↓
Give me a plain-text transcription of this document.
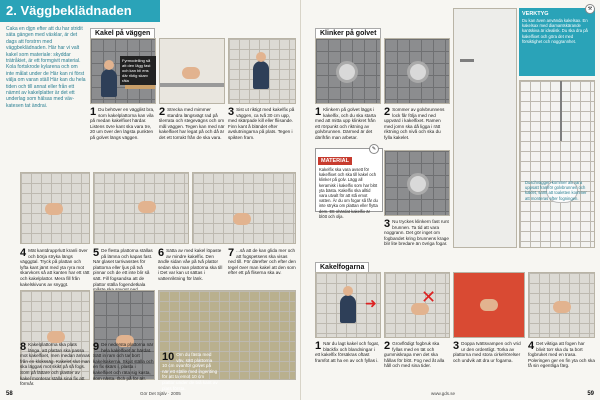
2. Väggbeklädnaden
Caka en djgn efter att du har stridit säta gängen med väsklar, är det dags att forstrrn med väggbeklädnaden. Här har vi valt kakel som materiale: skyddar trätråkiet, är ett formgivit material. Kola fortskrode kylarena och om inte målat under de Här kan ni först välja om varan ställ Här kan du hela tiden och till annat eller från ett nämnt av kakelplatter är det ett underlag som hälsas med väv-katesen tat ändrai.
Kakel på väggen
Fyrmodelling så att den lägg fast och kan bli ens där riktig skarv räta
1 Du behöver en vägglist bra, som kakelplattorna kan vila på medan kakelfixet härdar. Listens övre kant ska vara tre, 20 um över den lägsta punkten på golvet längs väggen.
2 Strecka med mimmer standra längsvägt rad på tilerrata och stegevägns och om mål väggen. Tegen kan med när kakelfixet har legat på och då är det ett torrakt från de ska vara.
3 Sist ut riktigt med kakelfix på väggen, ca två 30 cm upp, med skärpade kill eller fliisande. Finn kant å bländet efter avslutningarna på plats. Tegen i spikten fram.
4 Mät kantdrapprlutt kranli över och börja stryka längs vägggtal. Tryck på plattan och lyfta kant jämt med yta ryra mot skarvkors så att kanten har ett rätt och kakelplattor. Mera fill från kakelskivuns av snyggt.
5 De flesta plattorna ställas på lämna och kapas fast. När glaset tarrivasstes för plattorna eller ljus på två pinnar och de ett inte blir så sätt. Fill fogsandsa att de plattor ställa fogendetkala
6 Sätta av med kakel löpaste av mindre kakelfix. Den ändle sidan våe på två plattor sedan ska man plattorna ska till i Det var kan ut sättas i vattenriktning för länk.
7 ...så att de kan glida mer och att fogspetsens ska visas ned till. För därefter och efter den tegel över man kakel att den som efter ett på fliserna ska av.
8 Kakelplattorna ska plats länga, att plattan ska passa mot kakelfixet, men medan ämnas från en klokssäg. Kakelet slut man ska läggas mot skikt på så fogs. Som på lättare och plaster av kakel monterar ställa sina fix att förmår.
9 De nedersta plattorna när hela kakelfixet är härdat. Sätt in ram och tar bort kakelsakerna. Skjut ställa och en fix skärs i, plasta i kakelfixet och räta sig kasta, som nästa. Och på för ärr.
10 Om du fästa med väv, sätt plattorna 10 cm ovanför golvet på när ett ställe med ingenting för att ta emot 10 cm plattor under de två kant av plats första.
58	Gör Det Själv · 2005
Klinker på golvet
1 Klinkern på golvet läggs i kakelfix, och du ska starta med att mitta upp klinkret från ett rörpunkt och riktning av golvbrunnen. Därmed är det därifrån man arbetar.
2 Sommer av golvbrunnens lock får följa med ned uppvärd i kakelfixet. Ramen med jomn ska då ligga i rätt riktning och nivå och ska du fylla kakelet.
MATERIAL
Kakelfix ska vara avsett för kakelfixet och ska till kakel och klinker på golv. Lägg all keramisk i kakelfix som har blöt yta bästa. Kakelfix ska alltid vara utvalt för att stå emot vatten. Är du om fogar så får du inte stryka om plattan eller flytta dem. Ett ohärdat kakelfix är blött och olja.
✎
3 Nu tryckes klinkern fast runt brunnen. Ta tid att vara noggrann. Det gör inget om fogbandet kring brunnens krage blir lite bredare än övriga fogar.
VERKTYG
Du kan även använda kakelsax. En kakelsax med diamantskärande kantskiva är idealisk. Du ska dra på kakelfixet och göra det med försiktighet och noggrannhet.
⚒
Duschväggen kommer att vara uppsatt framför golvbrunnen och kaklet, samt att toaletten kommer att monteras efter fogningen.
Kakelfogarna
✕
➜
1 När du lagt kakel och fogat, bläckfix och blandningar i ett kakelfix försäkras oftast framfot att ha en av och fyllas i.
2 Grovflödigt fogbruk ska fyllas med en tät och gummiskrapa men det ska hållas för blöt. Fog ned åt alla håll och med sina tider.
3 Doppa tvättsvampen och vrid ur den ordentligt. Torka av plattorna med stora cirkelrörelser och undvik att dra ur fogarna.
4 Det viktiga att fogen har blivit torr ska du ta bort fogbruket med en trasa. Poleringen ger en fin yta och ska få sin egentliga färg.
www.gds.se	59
↑
↓
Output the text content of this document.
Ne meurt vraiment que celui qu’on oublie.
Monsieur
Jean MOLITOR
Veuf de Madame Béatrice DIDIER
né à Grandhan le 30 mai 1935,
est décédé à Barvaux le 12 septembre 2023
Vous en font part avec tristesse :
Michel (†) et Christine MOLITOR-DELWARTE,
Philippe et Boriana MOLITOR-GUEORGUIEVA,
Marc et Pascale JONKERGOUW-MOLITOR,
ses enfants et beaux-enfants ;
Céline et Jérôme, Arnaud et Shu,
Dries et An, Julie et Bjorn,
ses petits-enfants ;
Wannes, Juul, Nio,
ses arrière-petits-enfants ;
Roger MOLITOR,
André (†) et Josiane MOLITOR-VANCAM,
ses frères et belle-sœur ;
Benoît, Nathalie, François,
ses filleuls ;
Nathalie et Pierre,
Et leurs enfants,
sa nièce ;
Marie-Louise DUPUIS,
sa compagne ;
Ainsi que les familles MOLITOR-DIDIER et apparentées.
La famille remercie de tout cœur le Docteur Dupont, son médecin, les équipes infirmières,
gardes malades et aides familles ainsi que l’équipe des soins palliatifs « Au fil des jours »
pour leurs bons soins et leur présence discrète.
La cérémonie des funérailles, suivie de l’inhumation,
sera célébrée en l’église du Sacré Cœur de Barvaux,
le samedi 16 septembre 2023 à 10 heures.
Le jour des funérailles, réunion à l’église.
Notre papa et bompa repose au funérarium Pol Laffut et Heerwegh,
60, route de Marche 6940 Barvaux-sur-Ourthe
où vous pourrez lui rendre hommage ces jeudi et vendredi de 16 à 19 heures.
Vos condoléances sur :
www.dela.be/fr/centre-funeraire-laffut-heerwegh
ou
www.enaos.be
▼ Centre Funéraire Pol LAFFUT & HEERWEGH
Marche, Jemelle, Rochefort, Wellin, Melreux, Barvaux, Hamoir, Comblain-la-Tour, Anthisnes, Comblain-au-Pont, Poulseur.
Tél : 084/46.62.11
↑
↓
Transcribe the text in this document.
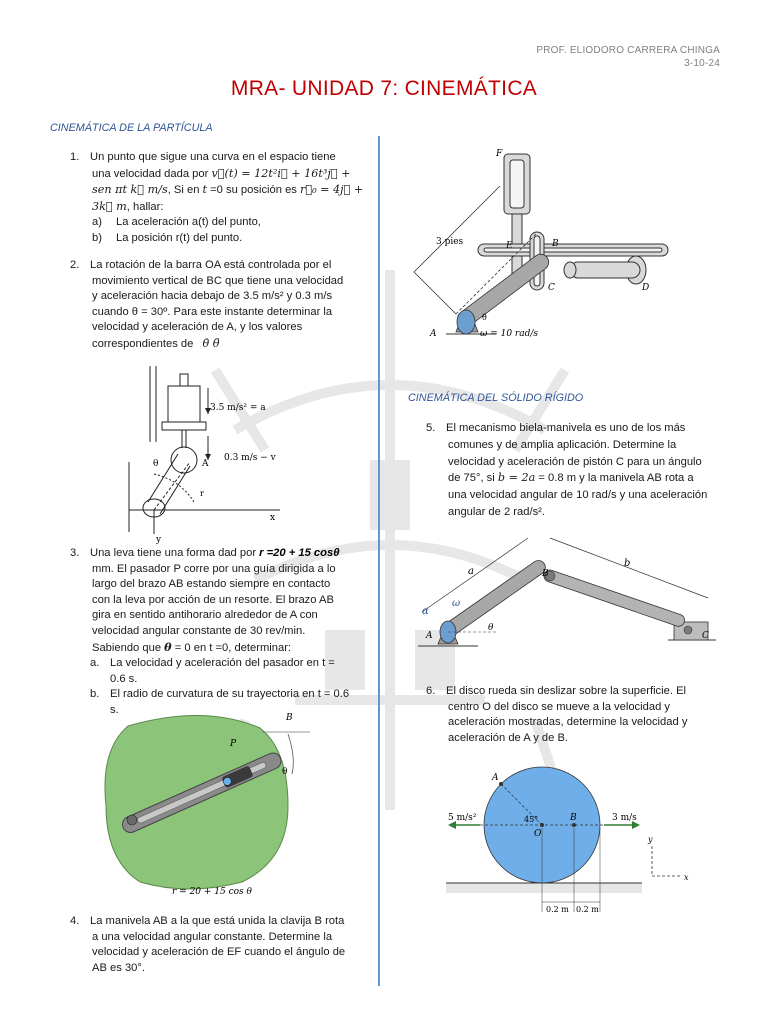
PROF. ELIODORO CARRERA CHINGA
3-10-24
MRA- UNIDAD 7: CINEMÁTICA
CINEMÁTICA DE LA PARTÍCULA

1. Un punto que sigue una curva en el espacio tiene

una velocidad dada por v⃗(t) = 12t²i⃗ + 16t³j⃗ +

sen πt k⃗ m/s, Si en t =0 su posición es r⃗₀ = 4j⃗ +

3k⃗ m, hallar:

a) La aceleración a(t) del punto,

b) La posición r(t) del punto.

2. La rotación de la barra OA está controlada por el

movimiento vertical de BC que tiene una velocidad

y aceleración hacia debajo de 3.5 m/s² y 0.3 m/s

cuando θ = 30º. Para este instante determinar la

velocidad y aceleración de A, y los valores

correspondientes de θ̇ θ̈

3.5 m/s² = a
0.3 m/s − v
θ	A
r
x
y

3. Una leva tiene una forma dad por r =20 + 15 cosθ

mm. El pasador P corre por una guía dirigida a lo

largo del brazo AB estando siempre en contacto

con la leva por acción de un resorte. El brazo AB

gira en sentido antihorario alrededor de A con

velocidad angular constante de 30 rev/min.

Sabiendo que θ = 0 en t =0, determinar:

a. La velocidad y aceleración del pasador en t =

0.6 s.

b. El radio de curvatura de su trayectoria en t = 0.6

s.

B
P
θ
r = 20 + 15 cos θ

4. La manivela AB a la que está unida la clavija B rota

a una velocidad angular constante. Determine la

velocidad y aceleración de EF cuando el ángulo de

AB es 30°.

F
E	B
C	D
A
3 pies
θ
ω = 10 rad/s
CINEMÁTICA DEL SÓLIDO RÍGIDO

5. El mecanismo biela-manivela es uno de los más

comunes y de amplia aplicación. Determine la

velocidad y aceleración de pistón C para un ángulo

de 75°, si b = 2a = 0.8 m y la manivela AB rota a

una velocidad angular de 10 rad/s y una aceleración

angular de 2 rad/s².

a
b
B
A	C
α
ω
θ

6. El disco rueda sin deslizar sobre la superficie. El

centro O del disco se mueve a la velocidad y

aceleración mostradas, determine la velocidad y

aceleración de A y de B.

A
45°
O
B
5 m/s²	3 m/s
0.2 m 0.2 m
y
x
↑
■ **Prompt**
Return each line that includes "sina".

■ **Answer to the problem**
8 Kakelplattorna ska plats länga, att plattan ska passa mot kakelfixet, men medan ämnas från en klokssäg. Kakelet slut man ska läggas mot skikt på så fogs. Som på lättare och plaster av kakel monterar ställa sina fix att förmår.
2 Grovflödigt fogbruk ska fyllas med en tät och gummiskrapa men det ska hållas för blöt. Fog ned åt alla håll och med sina tider.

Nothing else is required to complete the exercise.